WHAT IS NEEDED:
Report only the number of lines in the records that contain the word "encruciyada".

DATA ROWS:
______
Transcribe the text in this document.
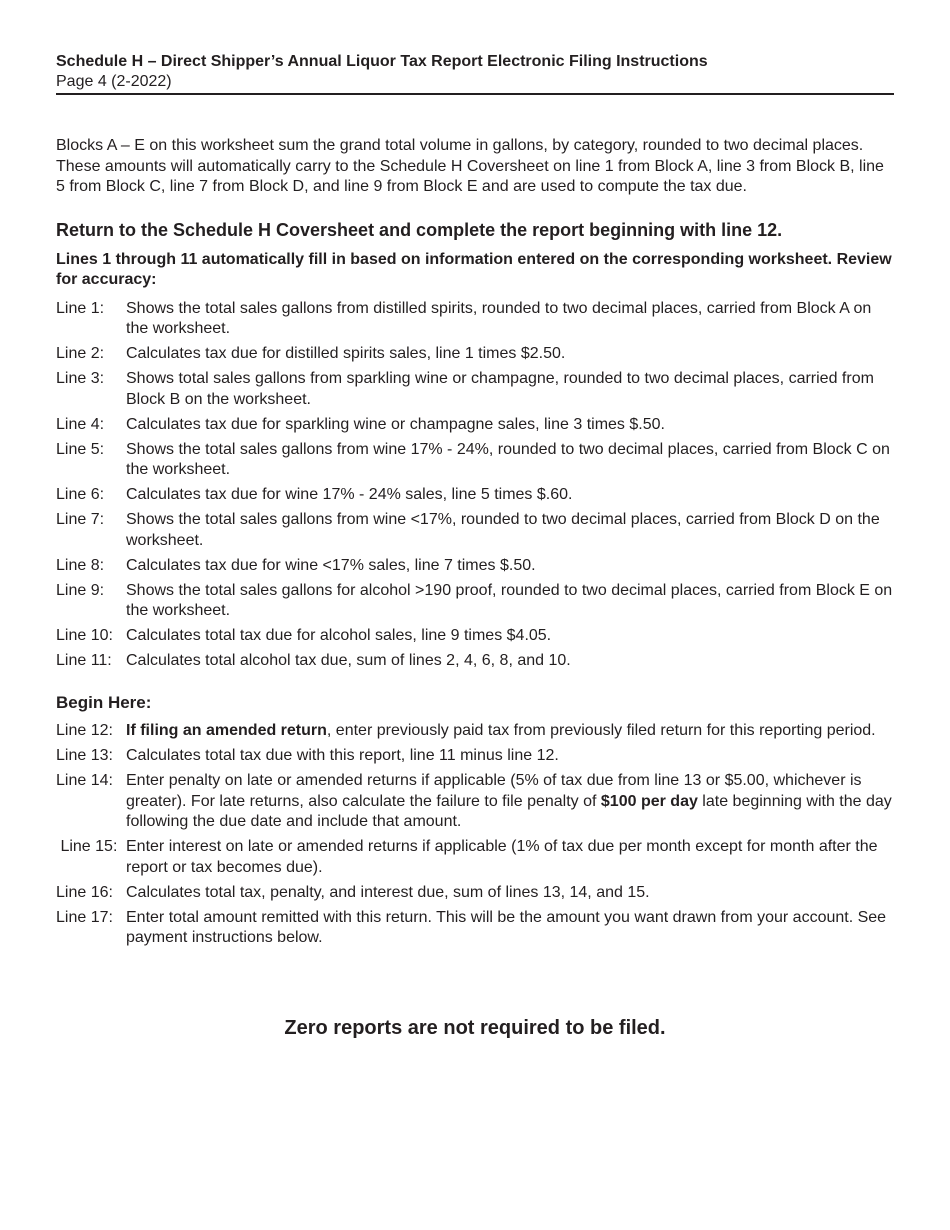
Schedule H – Direct Shipper’s Annual Liquor Tax Report Electronic Filing Instructions
Page 4 (2-2022)

Blocks A – E on this worksheet sum the grand total volume in gallons, by category, rounded to two decimal places. These amounts will automatically carry to the Schedule H Coversheet on line 1 from Block A, line 3 from Block B, line 5 from Block C, line 7 from Block D, and line 9 from Block E and are used to compute the tax due.

Return to the Schedule H Coversheet and complete the report beginning with line 12.
Lines 1 through 11 automatically fill in based on information entered on the corresponding worksheet. Review for accuracy:
Line 1:	Shows the total sales gallons from distilled spirits, rounded to two decimal places, carried from Block A on the worksheet.
Line 2:	Calculates tax due for distilled spirits sales, line 1 times $2.50.
Line 3:	Shows total sales gallons from sparkling wine or champagne, rounded to two decimal places, carried from Block B on the worksheet.
Line 4:	Calculates tax due for sparkling wine or champagne sales, line 3 times $.50.
Line 5:	Shows the total sales gallons from wine 17% - 24%, rounded to two decimal places, carried from Block C on the worksheet.
Line 6:	Calculates tax due for wine 17% - 24% sales, line 5 times $.60.
Line 7:	Shows the total sales gallons from wine <17%, rounded to two decimal places, carried from Block D on the worksheet.
Line 8:	Calculates tax due for wine <17% sales, line 7 times $.50.
Line 9:	Shows the total sales gallons for alcohol >190 proof, rounded to two decimal places, carried from Block E on the worksheet.
Line 10: Calculates total tax due for alcohol sales, line 9 times $4.05.
Line 11: Calculates total alcohol tax due, sum of lines 2, 4, 6, 8, and 10.
Begin Here:
Line 12: If filing an amended return, enter previously paid tax from previously filed return for this reporting period.
Line 13: Calculates total tax due with this report, line 11 minus line 12.
Line 14: Enter penalty on late or amended returns if applicable (5% of tax due from line 13 or $5.00, whichever is greater). For late returns, also calculate the failure to file penalty of $100 per day late beginning with the day following the due date and include that amount.
Line 15: Enter interest on late or amended returns if applicable (1% of tax due per month except for month after the report or tax becomes due).
Line 16: Calculates total tax, penalty, and interest due, sum of lines 13, 14, and 15.
Line 17: Enter total amount remitted with this return. This will be the amount you want drawn from your account. See payment instructions below.
Zero reports are not required to be filed.
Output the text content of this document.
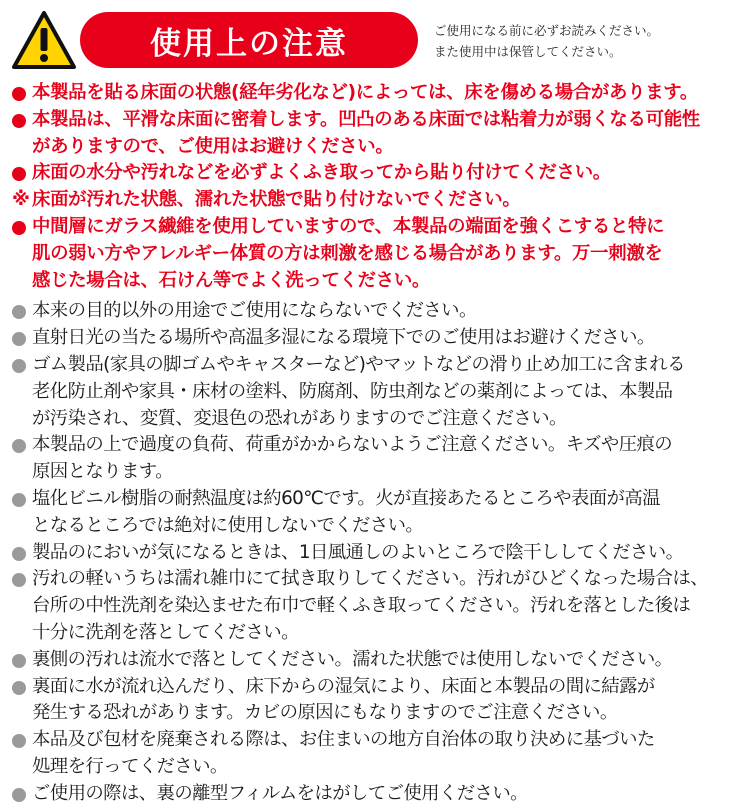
使用上の注意	ご使用になる前に必ずお読みください。
また使用中は保管してください。
本製品を貼る床面の状態(経年劣化など)によっては、床を傷める場合があります。
本製品は、平滑な床面に密着します。凹凸のある床面では粘着力が弱くなる可能性
がありますので、ご使用はお避けください。
床面の水分や汚れなどを必ずよくふき取ってから貼り付けてください。
※ 床面が汚れた状態、濡れた状態で貼り付けないでください。
中間層にガラス繊維を使用していますので、本製品の端面を強くこすると特に
肌の弱い方やアレルギー体質の方は刺激を感じる場合があります。万一刺激を
感じた場合は、石けん等でよく洗ってください。
本来の目的以外の用途でご使用にならないでください。
直射日光の当たる場所や高温多湿になる環境下でのご使用はお避けください。
ゴム製品(家具の脚ゴムやキャスターなど)やマットなどの滑り止め加工に含まれる
老化防止剤や家具・床材の塗料、防腐剤、防虫剤などの薬剤によっては、本製品
が汚染され、変質、変退色の恐れがありますのでご注意ください。
本製品の上で過度の負荷、荷重がかからないようご注意ください。キズや圧痕の
原因となります。
塩化ビニル樹脂の耐熱温度は約60℃です。火が直接あたるところや表面が高温
となるところでは絶対に使用しないでください。
製品のにおいが気になるときは、1日風通しのよいところで陰干ししてください。
汚れの軽いうちは濡れ雑巾にて拭き取りしてください。汚れがひどくなった場合は、
台所の中性洗剤を染込ませた布巾で軽くふき取ってください。汚れを落とした後は
十分に洗剤を落としてください。
裏側の汚れは流水で落としてください。濡れた状態では使用しないでください。
裏面に水が流れ込んだり、床下からの湿気により、床面と本製品の間に結露が
発生する恐れがあります。カビの原因にもなりますのでご注意ください。
本品及び包材を廃棄される際は、お住まいの地方自治体の取り決めに基づいた
処理を行ってください。
ご使用の際は、裏の離型フィルムをはがしてご使用ください。
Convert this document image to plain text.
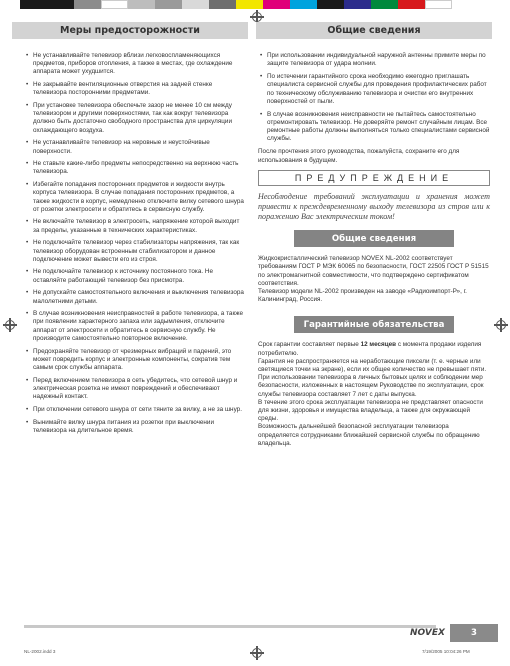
Меры предосторожности	Общие сведения

• Не устанавливайте телевизор вблизи легковоспламеняющихся предметов, приборов отопления, а также в местах, где охлаждение аппарата может ухудшится.

• Не закрывайте вентиляционные отверстия на задней стенке телевизора посторонними предметами.

• При установке телевизора обеспечьте зазор не менее 10 см между телевизором и другими поверхностями, так как вокруг телевизора должно быть достаточно свободного пространства для циркуляции охлаждающего воздуха.

• Не устанавливайте телевизор на неровные и неустойчивые поверхности.

• Не ставьте какие-либо предметы непосредственно на верхнюю часть телевизора.

• Избегайте попадания посторонних предметов и жидкости внутрь корпуса телевизора. В случае попадания посторонних предметов, а также жидкости в корпус, немедленно отключите вилку сетевого шнура от розетки электросети и обратитесь в сервисную службу.

• Не включайте телевизор в электросеть, напряжение которой выходит за пределы, указанные в технических характеристиках.

• Не подключайте телевизор через стабилизаторы напряжения, так как телевизор оборудован встроенным стабилизатором и данное подключение может вывести его из строя.

• Не подключайте телевизор к источнику постоянного тока. Не оставляйте работающий телевизор без присмотра.

• Не допускайте самостоятельного включения и выключения телевизора малолетними детьми.

• В случае возникновения неисправностей в работе телевизора, а также при появлении характерного запаха или задымления, отключите аппарат от электросети и обратитесь в сервисную службу. Не производите самостоятельно повторное включение.

• Предохраняйте телевизор от чрезмерных вибраций и падений, это может повредить корпус и электронные компоненты, сократив тем самым срок службы аппарата.

• Перед включением телевизора в сеть убедитесь, что сетевой шнур и электрическая розетка не имеют повреждений и обеспечивают надежный контакт.

• При отключении сетевого шнура от сети тяните за вилку, а не за шнур.

• Вынимайте вилку шнура питания из розетки при выключении телевизора на длительное время.

• При использовании индивидуальной наружной антенны примите меры по защите телевизора от удара молнии.

• По истечении гарантийного срока необходимо ежегодно приглашать специалиста сервисной службы для проведения профилактических работ по техническому обслуживанию телевизора и очистки его внутренних поверхностей от пыли.

• В случае возникновения неисправности не пытайтесь самостоятельно отремонтировать телевизор. Не доверяйте ремонт случайным лицам. Все ремонтные работы должны выполняться только специалистами сервисной службы.

После прочтения этого руководства, пожалуйста, сохраните его для использования в будущем.

ПРЕДУПРЕЖДЕНИЕ
Несоблюдение требований эксплуатации и хранения может привести к преждевременному выходу телевизора из строя или к поражению Вас электрическим током!
Общие сведения

Жидкокристаллический телевизор NOVEX NL-2002 соответствует требованиям ГОСТ Р МЭК 60065 по безопасности, ГОСТ 22505 ГОСТ Р 51515 по электромагнитной совместимости, что подтверждено сертификатом соответствия.

Телевизор модели NL-2002 произведен на заводе «Радиоимпорт-Р», г. Калининград, Россия.

Гарантийные обязательства

Срок гарантии составляет первые 12 месяцев с момента продажи изделия потребителю.

Гарантия не распространяется на неработающие пиксели (т. е. черные или светящиеся точки на экране), если их общее количество не превышает пяти.

При использовании телевизора в личных бытовых целях и соблюдении мер безопасности, изложенных в настоящем Руководстве по эксплуатации, срок службы телевизора составляет 7 лет с даты выпуска.

В течение этого срока эксплуатации телевизора не представляет опасности для жизни, здоровья и имущества владельца, а также для окружающей среды.

Возможность дальнейшей безопасной эксплуатации телевизора определяется сотрудниками ближайшей сервисной службы по обращению владельца.

NOVEX	3
NL-2002.indd 3	7/19/2005 10:04:26 PM
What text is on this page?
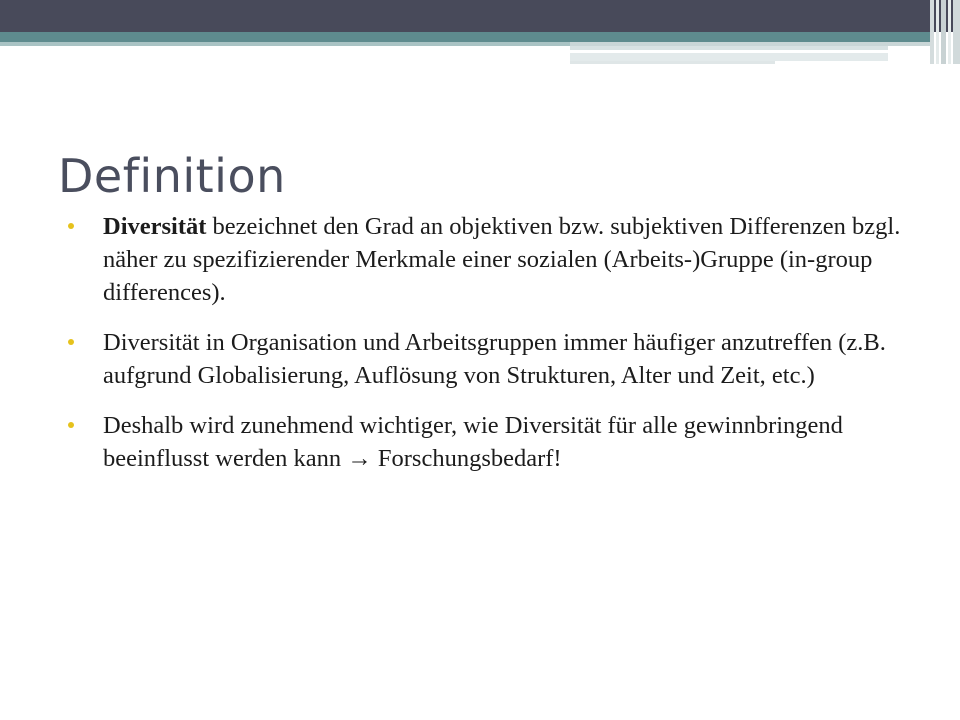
Definition
Diversität bezeichnet den Grad an objektiven bzw. subjektiven Differenzen bzgl. näher zu spezifizierender Merkmale einer sozialen (Arbeits-)Gruppe (in-group differences).
Diversität in Organisation und Arbeitsgruppen immer häufiger anzutreffen (z.B. aufgrund Globalisierung, Auflösung von Strukturen, Alter und Zeit, etc.)
Deshalb wird zunehmend wichtiger, wie Diversität für alle gewinnbringend beeinflusst werden kann → Forschungsbedarf!
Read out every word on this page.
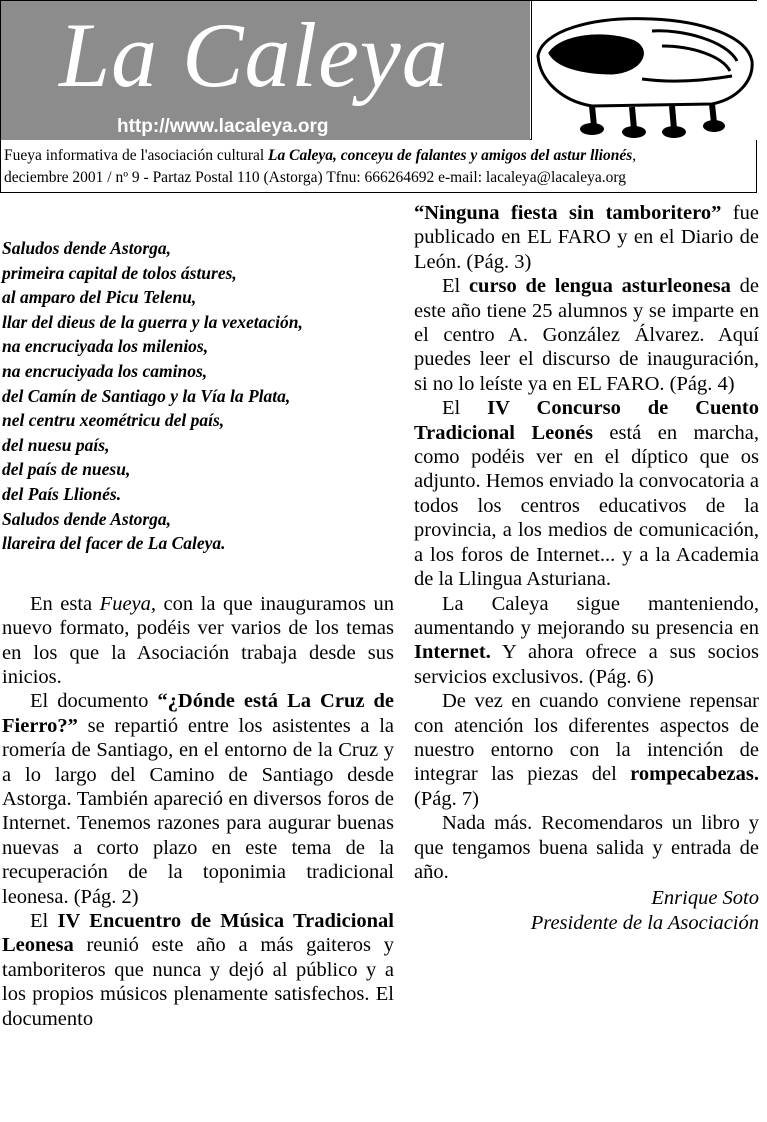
La Caleya
http://www.lacaleya.org
Fueya informativa de l'asociación cultural La Caleya, conceyu de falantes y amigos del astur llionés,
deciembre 2001 / nº 9 - Partaz Postal 110 (Astorga) Tfnu: 666264692 e-mail: lacaleya@lacaleya.org
Saludos dende Astorga,
primeira capital de tolos ástures,
al amparo del Picu Telenu,
llar del dieus de la guerra y la vexetación,
na encruciyada los milenios,
na encruciyada los caminos,
del Camín de Santiago y la Vía la Plata,
nel centru xeométricu del país,
del nuesu país,
del país de nuesu,
del País Llionés.
Saludos dende Astorga,
llareira del facer de La Caleya.

En esta Fueya, con la que inauguramos un nuevo formato, podéis ver varios de los temas en los que la Asociación trabaja desde sus inicios.

El documento “¿Dónde está La Cruz de Fierro?” se repartió entre los asistentes a la romería de Santiago, en el entorno de la Cruz y a lo largo del Camino de Santiago desde Astorga. También apareció en diversos foros de Internet. Tenemos razones para augurar buenas nuevas a corto plazo en este tema de la recuperación de la toponimia tradicional leonesa. (Pág. 2)

El IV Encuentro de Música Tradicional Leonesa reunió este año a más gaiteros y tamboriteros que nunca y dejó al público y a los propios músicos plenamente satisfechos. El documento

“Ninguna fiesta sin tamboritero” fue publicado en EL FARO y en el Diario de León. (Pág. 3)

El curso de lengua asturleonesa de este año tiene 25 alumnos y se imparte en el centro A. González Álvarez. Aquí puedes leer el discurso de inauguración, si no lo leíste ya en EL FARO. (Pág. 4)

El IV Concurso de Cuento Tradicional Leonés está en marcha, como podéis ver en el díptico que os adjunto. Hemos enviado la convocatoria a todos los centros educativos de la provincia, a los medios de comunicación, a los foros de Internet... y a la Academia de la Llingua Asturiana.

La Caleya sigue manteniendo, aumentando y mejorando su presencia en Internet. Y ahora ofrece a sus socios servicios exclusivos. (Pág. 6)

De vez en cuando conviene repensar con atención los diferentes aspectos de nuestro entorno con la intención de integrar las piezas del rompecabezas. (Pág. 7)

Nada más. Recomendaros un libro y que tengamos buena salida y entrada de año.

Enrique Soto
Presidente de la Asociación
______
ANSWER FOR THIS EXERCISE:
2